Dataset entries
•••

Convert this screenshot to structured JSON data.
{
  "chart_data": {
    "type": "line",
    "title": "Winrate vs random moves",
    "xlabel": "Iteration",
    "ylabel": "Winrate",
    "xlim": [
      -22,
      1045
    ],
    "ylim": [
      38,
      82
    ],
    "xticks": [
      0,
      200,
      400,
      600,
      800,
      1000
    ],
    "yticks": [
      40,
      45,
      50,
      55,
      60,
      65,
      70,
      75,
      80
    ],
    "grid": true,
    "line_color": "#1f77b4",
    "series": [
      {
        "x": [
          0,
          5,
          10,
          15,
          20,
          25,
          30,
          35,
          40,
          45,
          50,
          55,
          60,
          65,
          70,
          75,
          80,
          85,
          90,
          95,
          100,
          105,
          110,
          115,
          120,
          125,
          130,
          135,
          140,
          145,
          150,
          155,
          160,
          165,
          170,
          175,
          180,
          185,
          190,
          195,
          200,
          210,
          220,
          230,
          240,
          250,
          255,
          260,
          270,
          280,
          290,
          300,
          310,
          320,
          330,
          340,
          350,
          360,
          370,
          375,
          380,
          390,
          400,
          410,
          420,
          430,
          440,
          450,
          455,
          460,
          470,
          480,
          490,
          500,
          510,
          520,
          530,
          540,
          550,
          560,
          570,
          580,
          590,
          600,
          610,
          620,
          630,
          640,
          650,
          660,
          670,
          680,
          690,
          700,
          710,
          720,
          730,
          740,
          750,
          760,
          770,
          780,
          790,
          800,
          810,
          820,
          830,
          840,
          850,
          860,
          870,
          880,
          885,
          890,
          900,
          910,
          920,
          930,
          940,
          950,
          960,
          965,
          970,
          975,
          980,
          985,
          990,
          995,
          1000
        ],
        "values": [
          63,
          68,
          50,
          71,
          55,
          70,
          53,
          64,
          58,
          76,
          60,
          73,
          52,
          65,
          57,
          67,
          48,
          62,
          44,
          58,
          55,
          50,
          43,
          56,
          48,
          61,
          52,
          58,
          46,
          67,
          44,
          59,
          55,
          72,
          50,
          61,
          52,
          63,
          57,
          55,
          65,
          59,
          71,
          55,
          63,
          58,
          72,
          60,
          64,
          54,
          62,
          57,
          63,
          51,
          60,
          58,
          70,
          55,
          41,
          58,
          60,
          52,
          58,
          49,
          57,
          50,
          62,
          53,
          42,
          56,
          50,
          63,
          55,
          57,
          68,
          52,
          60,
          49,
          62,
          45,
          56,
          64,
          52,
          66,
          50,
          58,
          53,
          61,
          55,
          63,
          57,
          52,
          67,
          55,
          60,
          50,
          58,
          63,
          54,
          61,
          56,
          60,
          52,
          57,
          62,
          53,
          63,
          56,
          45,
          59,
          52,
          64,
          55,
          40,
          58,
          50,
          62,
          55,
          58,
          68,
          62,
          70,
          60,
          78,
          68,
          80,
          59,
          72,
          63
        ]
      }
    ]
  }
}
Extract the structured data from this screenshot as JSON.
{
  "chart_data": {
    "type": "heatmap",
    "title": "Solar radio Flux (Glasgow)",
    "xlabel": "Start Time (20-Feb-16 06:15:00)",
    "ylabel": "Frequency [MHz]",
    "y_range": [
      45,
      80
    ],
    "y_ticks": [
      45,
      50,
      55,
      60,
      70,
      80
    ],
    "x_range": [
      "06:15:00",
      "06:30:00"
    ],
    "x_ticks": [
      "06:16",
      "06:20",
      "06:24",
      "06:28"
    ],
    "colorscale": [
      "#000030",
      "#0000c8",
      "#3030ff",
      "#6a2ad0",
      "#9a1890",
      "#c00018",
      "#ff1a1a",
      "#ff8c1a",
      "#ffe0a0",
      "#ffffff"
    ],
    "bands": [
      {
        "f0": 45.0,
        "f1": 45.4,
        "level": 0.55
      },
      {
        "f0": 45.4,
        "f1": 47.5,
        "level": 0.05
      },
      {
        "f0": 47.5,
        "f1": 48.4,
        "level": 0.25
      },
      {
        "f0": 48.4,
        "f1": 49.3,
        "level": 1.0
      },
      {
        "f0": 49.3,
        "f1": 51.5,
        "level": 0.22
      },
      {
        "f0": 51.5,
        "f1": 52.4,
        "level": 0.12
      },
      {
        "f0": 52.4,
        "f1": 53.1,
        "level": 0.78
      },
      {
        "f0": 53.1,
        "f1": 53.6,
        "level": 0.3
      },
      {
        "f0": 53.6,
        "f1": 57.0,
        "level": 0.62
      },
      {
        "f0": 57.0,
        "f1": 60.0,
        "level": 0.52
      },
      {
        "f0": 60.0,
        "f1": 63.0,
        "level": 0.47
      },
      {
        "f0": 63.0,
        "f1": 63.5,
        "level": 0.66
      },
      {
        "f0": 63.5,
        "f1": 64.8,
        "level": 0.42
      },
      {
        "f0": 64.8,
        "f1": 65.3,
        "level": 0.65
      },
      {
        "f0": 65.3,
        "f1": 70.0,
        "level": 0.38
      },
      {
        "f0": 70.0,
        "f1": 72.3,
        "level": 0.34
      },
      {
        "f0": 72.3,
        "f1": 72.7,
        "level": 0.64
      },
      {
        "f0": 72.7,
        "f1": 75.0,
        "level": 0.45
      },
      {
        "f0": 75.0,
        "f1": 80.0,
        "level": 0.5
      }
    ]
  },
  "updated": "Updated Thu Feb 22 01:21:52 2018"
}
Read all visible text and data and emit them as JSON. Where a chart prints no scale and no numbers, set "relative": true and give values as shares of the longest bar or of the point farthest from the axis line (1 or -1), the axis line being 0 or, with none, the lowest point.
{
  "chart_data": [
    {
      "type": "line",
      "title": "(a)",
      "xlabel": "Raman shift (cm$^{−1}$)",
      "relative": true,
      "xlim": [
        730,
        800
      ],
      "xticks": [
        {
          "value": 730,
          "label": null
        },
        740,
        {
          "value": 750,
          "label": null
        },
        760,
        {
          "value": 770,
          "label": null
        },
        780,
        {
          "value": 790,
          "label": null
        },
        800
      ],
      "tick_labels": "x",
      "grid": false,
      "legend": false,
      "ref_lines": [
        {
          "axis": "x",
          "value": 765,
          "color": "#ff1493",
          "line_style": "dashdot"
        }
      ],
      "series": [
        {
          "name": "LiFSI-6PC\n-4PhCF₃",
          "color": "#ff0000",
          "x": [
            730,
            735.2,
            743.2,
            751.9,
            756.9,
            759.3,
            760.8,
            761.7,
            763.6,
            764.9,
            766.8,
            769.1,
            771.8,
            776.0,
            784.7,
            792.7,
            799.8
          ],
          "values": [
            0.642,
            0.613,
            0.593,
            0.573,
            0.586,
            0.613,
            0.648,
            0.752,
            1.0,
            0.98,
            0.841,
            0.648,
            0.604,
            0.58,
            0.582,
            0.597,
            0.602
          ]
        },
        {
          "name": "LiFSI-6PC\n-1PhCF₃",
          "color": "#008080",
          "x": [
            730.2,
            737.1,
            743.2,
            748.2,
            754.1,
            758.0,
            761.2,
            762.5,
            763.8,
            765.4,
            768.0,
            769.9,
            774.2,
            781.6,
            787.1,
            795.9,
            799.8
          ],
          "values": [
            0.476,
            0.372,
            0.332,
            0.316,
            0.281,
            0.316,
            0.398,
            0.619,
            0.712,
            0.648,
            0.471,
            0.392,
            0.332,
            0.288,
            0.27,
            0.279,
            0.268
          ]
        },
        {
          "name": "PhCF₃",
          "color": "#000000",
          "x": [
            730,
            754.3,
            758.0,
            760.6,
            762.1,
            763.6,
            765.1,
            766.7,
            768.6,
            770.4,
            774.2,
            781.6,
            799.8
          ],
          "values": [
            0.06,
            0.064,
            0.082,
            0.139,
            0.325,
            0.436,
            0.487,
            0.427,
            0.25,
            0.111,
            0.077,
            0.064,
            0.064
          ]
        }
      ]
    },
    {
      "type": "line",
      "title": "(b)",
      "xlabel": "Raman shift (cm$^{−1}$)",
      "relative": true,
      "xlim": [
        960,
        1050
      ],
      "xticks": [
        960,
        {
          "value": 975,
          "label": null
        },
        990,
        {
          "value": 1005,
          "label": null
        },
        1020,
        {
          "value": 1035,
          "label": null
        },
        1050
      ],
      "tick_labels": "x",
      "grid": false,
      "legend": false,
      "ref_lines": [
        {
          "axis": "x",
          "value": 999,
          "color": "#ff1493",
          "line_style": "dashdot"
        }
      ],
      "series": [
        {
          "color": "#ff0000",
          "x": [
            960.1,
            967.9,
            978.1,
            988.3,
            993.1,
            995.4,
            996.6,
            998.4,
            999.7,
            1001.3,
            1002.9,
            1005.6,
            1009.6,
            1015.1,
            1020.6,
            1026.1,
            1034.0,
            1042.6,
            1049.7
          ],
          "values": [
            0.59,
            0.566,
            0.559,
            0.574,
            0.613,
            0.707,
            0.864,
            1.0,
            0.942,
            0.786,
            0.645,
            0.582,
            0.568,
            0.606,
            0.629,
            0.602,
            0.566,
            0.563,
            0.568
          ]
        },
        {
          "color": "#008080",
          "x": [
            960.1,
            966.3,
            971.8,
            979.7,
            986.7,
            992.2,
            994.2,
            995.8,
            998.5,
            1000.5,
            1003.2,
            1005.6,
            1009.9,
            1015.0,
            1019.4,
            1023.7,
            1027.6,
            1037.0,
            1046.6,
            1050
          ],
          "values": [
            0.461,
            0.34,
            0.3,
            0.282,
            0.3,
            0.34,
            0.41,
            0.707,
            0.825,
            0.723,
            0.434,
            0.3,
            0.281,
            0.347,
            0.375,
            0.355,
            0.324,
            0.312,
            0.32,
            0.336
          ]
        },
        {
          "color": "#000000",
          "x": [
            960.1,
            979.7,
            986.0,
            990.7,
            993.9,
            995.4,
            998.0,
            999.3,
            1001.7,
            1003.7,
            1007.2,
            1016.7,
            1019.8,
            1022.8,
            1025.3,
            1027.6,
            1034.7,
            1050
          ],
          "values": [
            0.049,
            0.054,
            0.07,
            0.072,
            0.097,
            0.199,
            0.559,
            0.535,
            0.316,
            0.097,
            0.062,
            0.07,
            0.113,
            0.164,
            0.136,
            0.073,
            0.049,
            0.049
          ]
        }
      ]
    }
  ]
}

•••

_EXERCISE INSTRUCTIONS_
List every line above containing the word "title".

_ANSWER_
    "title": "Winrate vs random moves",
    "title": "Solar radio Flux (Glasgow)",
      "title": "(a)",
      "title": "(b)",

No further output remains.